TASK
Copy out all the entries exactly.

PROVIDED MATERIAL
________________________

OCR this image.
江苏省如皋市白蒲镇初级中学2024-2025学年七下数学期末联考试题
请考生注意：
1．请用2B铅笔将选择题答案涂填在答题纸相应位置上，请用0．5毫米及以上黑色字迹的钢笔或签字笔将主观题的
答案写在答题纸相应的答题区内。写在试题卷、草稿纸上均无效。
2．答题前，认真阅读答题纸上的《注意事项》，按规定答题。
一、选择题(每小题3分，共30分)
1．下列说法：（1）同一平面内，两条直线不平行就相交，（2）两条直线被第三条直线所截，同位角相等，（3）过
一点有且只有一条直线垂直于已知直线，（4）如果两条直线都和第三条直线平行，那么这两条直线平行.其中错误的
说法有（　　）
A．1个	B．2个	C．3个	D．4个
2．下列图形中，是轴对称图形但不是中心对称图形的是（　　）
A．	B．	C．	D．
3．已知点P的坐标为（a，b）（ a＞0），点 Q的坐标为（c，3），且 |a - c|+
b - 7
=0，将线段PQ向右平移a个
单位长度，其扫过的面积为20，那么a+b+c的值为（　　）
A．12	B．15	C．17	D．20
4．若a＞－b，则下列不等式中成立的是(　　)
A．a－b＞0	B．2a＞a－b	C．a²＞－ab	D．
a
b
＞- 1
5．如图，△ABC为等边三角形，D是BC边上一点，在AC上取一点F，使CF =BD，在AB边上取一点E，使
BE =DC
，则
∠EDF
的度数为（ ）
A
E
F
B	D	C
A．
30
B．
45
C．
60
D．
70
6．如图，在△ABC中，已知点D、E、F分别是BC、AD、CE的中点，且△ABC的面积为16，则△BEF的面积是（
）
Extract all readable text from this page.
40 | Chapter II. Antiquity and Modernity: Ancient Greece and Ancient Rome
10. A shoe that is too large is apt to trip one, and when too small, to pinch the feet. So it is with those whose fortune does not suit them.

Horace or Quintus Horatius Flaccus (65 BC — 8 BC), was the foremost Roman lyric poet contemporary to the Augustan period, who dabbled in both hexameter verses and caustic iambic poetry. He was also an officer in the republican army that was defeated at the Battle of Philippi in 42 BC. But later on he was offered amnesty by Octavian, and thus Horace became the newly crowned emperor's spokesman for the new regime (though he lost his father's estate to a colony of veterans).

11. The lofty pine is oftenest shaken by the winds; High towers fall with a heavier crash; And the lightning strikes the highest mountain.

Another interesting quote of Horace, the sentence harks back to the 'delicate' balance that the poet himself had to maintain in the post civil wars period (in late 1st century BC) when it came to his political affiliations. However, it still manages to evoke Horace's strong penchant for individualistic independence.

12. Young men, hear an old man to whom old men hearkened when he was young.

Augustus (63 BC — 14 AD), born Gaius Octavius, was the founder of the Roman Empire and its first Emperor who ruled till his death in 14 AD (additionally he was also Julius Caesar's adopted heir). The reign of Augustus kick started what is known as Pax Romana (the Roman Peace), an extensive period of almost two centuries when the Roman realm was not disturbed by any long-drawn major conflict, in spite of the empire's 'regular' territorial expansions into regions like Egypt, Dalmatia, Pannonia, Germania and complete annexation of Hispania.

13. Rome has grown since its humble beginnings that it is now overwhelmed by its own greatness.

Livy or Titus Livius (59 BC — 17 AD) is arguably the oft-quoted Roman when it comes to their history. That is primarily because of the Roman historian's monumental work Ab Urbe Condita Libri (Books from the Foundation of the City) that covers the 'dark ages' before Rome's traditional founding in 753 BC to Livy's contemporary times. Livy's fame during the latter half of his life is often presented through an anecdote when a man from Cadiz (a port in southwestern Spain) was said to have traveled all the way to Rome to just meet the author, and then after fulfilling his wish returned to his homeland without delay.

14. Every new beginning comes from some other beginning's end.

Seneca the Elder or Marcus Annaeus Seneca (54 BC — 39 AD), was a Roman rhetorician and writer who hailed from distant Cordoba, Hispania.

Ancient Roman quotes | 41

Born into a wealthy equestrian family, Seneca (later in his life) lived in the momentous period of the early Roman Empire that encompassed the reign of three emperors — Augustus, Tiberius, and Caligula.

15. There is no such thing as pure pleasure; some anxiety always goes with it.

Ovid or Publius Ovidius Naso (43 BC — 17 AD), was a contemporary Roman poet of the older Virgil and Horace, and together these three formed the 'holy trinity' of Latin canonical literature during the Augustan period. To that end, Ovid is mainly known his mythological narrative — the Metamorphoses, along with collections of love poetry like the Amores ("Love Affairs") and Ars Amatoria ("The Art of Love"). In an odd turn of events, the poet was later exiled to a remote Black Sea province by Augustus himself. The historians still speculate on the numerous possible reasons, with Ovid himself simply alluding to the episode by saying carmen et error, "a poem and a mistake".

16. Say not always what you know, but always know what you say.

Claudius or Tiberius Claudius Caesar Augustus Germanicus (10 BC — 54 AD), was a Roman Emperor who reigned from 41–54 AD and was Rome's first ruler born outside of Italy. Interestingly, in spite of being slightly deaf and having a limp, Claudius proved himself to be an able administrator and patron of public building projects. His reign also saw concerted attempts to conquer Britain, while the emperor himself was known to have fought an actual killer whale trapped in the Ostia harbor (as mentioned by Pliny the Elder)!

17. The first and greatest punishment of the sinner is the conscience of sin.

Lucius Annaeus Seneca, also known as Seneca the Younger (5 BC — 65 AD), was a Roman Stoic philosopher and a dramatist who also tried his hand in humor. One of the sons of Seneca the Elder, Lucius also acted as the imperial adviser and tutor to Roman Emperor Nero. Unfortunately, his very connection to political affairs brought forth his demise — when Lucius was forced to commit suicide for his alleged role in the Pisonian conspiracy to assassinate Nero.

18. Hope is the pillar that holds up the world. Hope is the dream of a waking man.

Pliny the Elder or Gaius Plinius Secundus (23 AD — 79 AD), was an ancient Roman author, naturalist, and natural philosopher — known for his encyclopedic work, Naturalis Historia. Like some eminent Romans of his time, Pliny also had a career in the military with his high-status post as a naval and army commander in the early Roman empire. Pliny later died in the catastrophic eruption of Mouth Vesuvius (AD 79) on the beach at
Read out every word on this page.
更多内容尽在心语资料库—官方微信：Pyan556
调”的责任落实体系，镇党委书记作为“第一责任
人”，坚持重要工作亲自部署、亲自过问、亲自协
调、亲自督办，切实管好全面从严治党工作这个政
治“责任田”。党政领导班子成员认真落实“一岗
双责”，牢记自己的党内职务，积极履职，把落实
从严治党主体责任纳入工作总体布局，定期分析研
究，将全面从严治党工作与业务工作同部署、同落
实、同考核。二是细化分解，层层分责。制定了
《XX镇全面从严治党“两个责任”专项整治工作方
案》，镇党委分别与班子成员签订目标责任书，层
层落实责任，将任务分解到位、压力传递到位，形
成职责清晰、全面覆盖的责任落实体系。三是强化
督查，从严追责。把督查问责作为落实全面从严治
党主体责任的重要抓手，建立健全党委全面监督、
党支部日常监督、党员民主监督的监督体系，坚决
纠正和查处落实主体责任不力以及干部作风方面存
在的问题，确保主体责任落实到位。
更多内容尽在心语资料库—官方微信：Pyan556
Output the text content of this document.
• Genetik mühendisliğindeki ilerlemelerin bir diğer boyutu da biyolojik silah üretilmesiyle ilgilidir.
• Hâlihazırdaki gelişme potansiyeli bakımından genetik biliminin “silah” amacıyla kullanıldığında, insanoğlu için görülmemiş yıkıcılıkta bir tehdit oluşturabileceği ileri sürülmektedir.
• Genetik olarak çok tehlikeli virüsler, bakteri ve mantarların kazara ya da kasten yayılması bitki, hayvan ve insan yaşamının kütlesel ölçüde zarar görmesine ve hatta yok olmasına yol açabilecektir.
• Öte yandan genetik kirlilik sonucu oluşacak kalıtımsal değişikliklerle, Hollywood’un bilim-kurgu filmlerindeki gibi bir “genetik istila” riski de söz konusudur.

________________________

RESULT OF THIS TASK
OCR this image.
江苏省如皋市白蒲镇初级中学2024-2025学年七下数学期末联考试题
请考生注意：
1．请用2B铅笔将选择题答案涂填在答题纸相应位置上，请用0．5毫米及以上黑色字迹的钢笔或签字笔将主观题的
答案写在答题纸相应的答题区内。写在试题卷、草稿纸上均无效。
2．答题前，认真阅读答题纸上的《注意事项》，按规定答题。
一、选择题(每小题3分，共30分)
1．下列说法：（1）同一平面内，两条直线不平行就相交，（2）两条直线被第三条直线所截，同位角相等，（3）过
一点有且只有一条直线垂直于已知直线，（4）如果两条直线都和第三条直线平行，那么这两条直线平行.其中错误的
说法有（　　）
A．1个	B．2个	C．3个	D．4个
2．下列图形中，是轴对称图形但不是中心对称图形的是（　　）
A．	B．	C．	D．
3．已知点P的坐标为（a，b）（ a＞0），点 Q的坐标为（c，3），且 |a - c|+
b - 7
=0，将线段PQ向右平移a个
单位长度，其扫过的面积为20，那么a+b+c的值为（　　）
A．12	B．15	C．17	D．20
4．若a＞－b，则下列不等式中成立的是(　　)
A．a－b＞0	B．2a＞a－b	C．a²＞－ab	D．
a
b
＞- 1
5．如图，△ABC为等边三角形，D是BC边上一点，在AC上取一点F，使CF =BD，在AB边上取一点E，使
BE =DC
，则
∠EDF
的度数为（ ）
A
E
F
B	D	C
A．
30
B．
45
C．
60
D．
70
6．如图，在△ABC中，已知点D、E、F分别是BC、AD、CE的中点，且△ABC的面积为16，则△BEF的面积是（
）
Extract all readable text from this page.
40 | Chapter II. Antiquity and Modernity: Ancient Greece and Ancient Rome
10. A shoe that is too large is apt to trip one, and when too small, to pinch the feet. So it is with those whose fortune does not suit them.

Horace or Quintus Horatius Flaccus (65 BC — 8 BC), was the foremost Roman lyric poet contemporary to the Augustan period, who dabbled in both hexameter verses and caustic iambic poetry. He was also an officer in the republican army that was defeated at the Battle of Philippi in 42 BC. But later on he was offered amnesty by Octavian, and thus Horace became the newly crowned emperor's spokesman for the new regime (though he lost his father's estate to a colony of veterans).

11. The lofty pine is oftenest shaken by the winds; High towers fall with a heavier crash; And the lightning strikes the highest mountain.

Another interesting quote of Horace, the sentence harks back to the 'delicate' balance that the poet himself had to maintain in the post civil wars period (in late 1st century BC) when it came to his political affiliations. However, it still manages to evoke Horace's strong penchant for individualistic independence.

12. Young men, hear an old man to whom old men hearkened when he was young.

Augustus (63 BC — 14 AD), born Gaius Octavius, was the founder of the Roman Empire and its first Emperor who ruled till his death in 14 AD (additionally he was also Julius Caesar's adopted heir). The reign of Augustus kick started what is known as Pax Romana (the Roman Peace), an extensive period of almost two centuries when the Roman realm was not disturbed by any long-drawn major conflict, in spite of the empire's 'regular' territorial expansions into regions like Egypt, Dalmatia, Pannonia, Germania and complete annexation of Hispania.

13. Rome has grown since its humble beginnings that it is now overwhelmed by its own greatness.

Livy or Titus Livius (59 BC — 17 AD) is arguably the oft-quoted Roman when it comes to their history. That is primarily because of the Roman historian's monumental work Ab Urbe Condita Libri (Books from the Foundation of the City) that covers the 'dark ages' before Rome's traditional founding in 753 BC to Livy's contemporary times. Livy's fame during the latter half of his life is often presented through an anecdote when a man from Cadiz (a port in southwestern Spain) was said to have traveled all the way to Rome to just meet the author, and then after fulfilling his wish returned to his homeland without delay.

14. Every new beginning comes from some other beginning's end.

Seneca the Elder or Marcus Annaeus Seneca (54 BC — 39 AD), was a Roman rhetorician and writer who hailed from distant Cordoba, Hispania.

Ancient Roman quotes | 41

Born into a wealthy equestrian family, Seneca (later in his life) lived in the momentous period of the early Roman Empire that encompassed the reign of three emperors — Augustus, Tiberius, and Caligula.

15. There is no such thing as pure pleasure; some anxiety always goes with it.

Ovid or Publius Ovidius Naso (43 BC — 17 AD), was a contemporary Roman poet of the older Virgil and Horace, and together these three formed the 'holy trinity' of Latin canonical literature during the Augustan period. To that end, Ovid is mainly known his mythological narrative — the Metamorphoses, along with collections of love poetry like the Amores ("Love Affairs") and Ars Amatoria ("The Art of Love"). In an odd turn of events, the poet was later exiled to a remote Black Sea province by Augustus himself. The historians still speculate on the numerous possible reasons, with Ovid himself simply alluding to the episode by saying carmen et error, "a poem and a mistake".

16. Say not always what you know, but always know what you say.

Claudius or Tiberius Claudius Caesar Augustus Germanicus (10 BC — 54 AD), was a Roman Emperor who reigned from 41–54 AD and was Rome's first ruler born outside of Italy. Interestingly, in spite of being slightly deaf and having a limp, Claudius proved himself to be an able administrator and patron of public building projects. His reign also saw concerted attempts to conquer Britain, while the emperor himself was known to have fought an actual killer whale trapped in the Ostia harbor (as mentioned by Pliny the Elder)!

17. The first and greatest punishment of the sinner is the conscience of sin.

Lucius Annaeus Seneca, also known as Seneca the Younger (5 BC — 65 AD), was a Roman Stoic philosopher and a dramatist who also tried his hand in humor. One of the sons of Seneca the Elder, Lucius also acted as the imperial adviser and tutor to Roman Emperor Nero. Unfortunately, his very connection to political affairs brought forth his demise — when Lucius was forced to commit suicide for his alleged role in the Pisonian conspiracy to assassinate Nero.

18. Hope is the pillar that holds up the world. Hope is the dream of a waking man.

Pliny the Elder or Gaius Plinius Secundus (23 AD — 79 AD), was an ancient Roman author, naturalist, and natural philosopher — known for his encyclopedic work, Naturalis Historia. Like some eminent Romans of his time, Pliny also had a career in the military with his high-status post as a naval and army commander in the early Roman empire. Pliny later died in the catastrophic eruption of Mouth Vesuvius (AD 79) on the beach at
Read out every word on this page.
更多内容尽在心语资料库—官方微信：Pyan556
调”的责任落实体系，镇党委书记作为“第一责任
人”，坚持重要工作亲自部署、亲自过问、亲自协
调、亲自督办，切实管好全面从严治党工作这个政
治“责任田”。党政领导班子成员认真落实“一岗
双责”，牢记自己的党内职务，积极履职，把落实
从严治党主体责任纳入工作总体布局，定期分析研
究，将全面从严治党工作与业务工作同部署、同落
实、同考核。二是细化分解，层层分责。制定了
《XX镇全面从严治党“两个责任”专项整治工作方
案》，镇党委分别与班子成员签订目标责任书，层
层落实责任，将任务分解到位、压力传递到位，形
成职责清晰、全面覆盖的责任落实体系。三是强化
督查，从严追责。把督查问责作为落实全面从严治
党主体责任的重要抓手，建立健全党委全面监督、
党支部日常监督、党员民主监督的监督体系，坚决
纠正和查处落实主体责任不力以及干部作风方面存
在的问题，确保主体责任落实到位。
更多内容尽在心语资料库—官方微信：Pyan556
Output the text content of this document.
• Genetik mühendisliğindeki ilerlemelerin bir diğer boyutu da biyolojik silah üretilmesiyle ilgilidir.
• Hâlihazırdaki gelişme potansiyeli bakımından genetik biliminin “silah” amacıyla kullanıldığında, insanoğlu için görülmemiş yıkıcılıkta bir tehdit oluşturabileceği ileri sürülmektedir.
• Genetik olarak çok tehlikeli virüsler, bakteri ve mantarların kazara ya da kasten yayılması bitki, hayvan ve insan yaşamının kütlesel ölçüde zarar görmesine ve hatta yok olmasına yol açabilecektir.
• Öte yandan genetik kirlilik sonucu oluşacak kalıtımsal değişikliklerle, Hollywood’un bilim-kurgu filmlerindeki gibi bir “genetik istila” riski de söz konusudur.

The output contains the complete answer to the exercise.